● What you will do
Your task is to retype each line of the data below exactly.
--- begin Listed records ---
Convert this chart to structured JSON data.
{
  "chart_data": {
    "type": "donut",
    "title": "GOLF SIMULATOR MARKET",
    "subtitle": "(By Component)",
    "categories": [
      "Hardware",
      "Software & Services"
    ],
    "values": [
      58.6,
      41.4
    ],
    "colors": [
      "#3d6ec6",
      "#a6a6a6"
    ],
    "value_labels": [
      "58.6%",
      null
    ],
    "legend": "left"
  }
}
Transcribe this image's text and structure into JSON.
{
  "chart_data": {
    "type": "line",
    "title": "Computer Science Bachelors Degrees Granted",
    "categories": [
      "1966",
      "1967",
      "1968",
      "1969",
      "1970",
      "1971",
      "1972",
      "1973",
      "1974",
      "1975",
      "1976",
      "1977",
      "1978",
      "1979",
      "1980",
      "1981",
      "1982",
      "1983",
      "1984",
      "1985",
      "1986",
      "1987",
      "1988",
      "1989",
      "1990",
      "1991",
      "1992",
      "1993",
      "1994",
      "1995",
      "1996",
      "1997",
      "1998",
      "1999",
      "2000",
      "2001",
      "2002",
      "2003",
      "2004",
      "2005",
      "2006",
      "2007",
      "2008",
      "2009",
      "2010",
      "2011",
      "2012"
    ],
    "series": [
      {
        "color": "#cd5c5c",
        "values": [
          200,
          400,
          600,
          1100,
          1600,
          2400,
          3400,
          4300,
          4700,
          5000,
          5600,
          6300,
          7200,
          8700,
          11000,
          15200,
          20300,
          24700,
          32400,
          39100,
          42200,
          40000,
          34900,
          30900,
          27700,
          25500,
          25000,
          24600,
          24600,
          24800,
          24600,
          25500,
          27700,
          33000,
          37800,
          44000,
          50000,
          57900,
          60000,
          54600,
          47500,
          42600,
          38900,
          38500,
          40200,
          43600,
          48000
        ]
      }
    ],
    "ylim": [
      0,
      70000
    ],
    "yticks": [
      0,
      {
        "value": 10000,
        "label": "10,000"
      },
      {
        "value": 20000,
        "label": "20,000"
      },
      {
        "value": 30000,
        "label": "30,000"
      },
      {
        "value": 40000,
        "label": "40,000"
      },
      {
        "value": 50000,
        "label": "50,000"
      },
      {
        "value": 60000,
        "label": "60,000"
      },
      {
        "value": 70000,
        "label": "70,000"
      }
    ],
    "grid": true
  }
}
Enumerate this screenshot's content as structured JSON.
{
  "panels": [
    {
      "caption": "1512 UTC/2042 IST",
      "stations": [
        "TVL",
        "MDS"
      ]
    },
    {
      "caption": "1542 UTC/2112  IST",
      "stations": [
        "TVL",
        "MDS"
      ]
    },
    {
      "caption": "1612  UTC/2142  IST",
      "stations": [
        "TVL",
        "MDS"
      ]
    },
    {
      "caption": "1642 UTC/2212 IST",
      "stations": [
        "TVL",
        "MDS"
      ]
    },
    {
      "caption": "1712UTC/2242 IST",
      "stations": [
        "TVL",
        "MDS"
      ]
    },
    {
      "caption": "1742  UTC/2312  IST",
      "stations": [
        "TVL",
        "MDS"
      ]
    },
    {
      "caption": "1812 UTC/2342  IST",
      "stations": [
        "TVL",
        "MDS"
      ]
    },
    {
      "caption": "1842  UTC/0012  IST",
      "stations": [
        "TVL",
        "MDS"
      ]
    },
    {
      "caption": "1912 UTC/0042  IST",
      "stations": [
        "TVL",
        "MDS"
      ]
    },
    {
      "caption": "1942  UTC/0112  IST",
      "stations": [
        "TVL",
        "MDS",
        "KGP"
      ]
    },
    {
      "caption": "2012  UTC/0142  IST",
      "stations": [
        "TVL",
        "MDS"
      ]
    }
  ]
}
--- end Listed records ---
● Full output
Convert this chart to structured JSON data.
{
  "chart_data": {
    "type": "donut",
    "title": "GOLF SIMULATOR MARKET",
    "subtitle": "(By Component)",
    "categories": [
      "Hardware",
      "Software & Services"
    ],
    "values": [
      58.6,
      41.4
    ],
    "colors": [
      "#3d6ec6",
      "#a6a6a6"
    ],
    "value_labels": [
      "58.6%",
      null
    ],
    "legend": "left"
  }
}
Transcribe this image's text and structure into JSON.
{
  "chart_data": {
    "type": "line",
    "title": "Computer Science Bachelors Degrees Granted",
    "categories": [
      "1966",
      "1967",
      "1968",
      "1969",
      "1970",
      "1971",
      "1972",
      "1973",
      "1974",
      "1975",
      "1976",
      "1977",
      "1978",
      "1979",
      "1980",
      "1981",
      "1982",
      "1983",
      "1984",
      "1985",
      "1986",
      "1987",
      "1988",
      "1989",
      "1990",
      "1991",
      "1992",
      "1993",
      "1994",
      "1995",
      "1996",
      "1997",
      "1998",
      "1999",
      "2000",
      "2001",
      "2002",
      "2003",
      "2004",
      "2005",
      "2006",
      "2007",
      "2008",
      "2009",
      "2010",
      "2011",
      "2012"
    ],
    "series": [
      {
        "color": "#cd5c5c",
        "values": [
          200,
          400,
          600,
          1100,
          1600,
          2400,
          3400,
          4300,
          4700,
          5000,
          5600,
          6300,
          7200,
          8700,
          11000,
          15200,
          20300,
          24700,
          32400,
          39100,
          42200,
          40000,
          34900,
          30900,
          27700,
          25500,
          25000,
          24600,
          24600,
          24800,
          24600,
          25500,
          27700,
          33000,
          37800,
          44000,
          50000,
          57900,
          60000,
          54600,
          47500,
          42600,
          38900,
          38500,
          40200,
          43600,
          48000
        ]
      }
    ],
    "ylim": [
      0,
      70000
    ],
    "yticks": [
      0,
      {
        "value": 10000,
        "label": "10,000"
      },
      {
        "value": 20000,
        "label": "20,000"
      },
      {
        "value": 30000,
        "label": "30,000"
      },
      {
        "value": 40000,
        "label": "40,000"
      },
      {
        "value": 50000,
        "label": "50,000"
      },
      {
        "value": 60000,
        "label": "60,000"
      },
      {
        "value": 70000,
        "label": "70,000"
      }
    ],
    "grid": true
  }
}
Enumerate this screenshot's content as structured JSON.
{
  "panels": [
    {
      "caption": "1512 UTC/2042 IST",
      "stations": [
        "TVL",
        "MDS"
      ]
    },
    {
      "caption": "1542 UTC/2112  IST",
      "stations": [
        "TVL",
        "MDS"
      ]
    },
    {
      "caption": "1612  UTC/2142  IST",
      "stations": [
        "TVL",
        "MDS"
      ]
    },
    {
      "caption": "1642 UTC/2212 IST",
      "stations": [
        "TVL",
        "MDS"
      ]
    },
    {
      "caption": "1712UTC/2242 IST",
      "stations": [
        "TVL",
        "MDS"
      ]
    },
    {
      "caption": "1742  UTC/2312  IST",
      "stations": [
        "TVL",
        "MDS"
      ]
    },
    {
      "caption": "1812 UTC/2342  IST",
      "stations": [
        "TVL",
        "MDS"
      ]
    },
    {
      "caption": "1842  UTC/0012  IST",
      "stations": [
        "TVL",
        "MDS"
      ]
    },
    {
      "caption": "1912 UTC/0042  IST",
      "stations": [
        "TVL",
        "MDS"
      ]
    },
    {
      "caption": "1942  UTC/0112  IST",
      "stations": [
        "TVL",
        "MDS",
        "KGP"
      ]
    },
    {
      "caption": "2012  UTC/0142  IST",
      "stations": [
        "TVL",
        "MDS"
      ]
    }
  ]
}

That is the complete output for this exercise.